(Records from a collection)
— BEGIN —

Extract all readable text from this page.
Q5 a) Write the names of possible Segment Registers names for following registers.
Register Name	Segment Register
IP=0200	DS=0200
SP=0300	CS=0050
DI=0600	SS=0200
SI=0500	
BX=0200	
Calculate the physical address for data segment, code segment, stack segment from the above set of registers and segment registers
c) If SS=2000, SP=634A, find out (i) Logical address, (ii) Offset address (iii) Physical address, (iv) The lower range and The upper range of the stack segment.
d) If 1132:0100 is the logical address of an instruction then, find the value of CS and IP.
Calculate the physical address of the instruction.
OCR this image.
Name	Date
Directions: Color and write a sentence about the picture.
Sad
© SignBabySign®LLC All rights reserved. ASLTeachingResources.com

— END —

◆ Task ◆
Pick out each line containing "find" and report it.

◆ Solution to this problem ◆
c) If SS=2000, SP=634A, find out (i) Logical address, (ii) Offset address (iii) Physical address, (iv) The lower range and The upper range of the stack segment.
d) If 1132:0100 is the logical address of an instruction then, find the value of CS and IP.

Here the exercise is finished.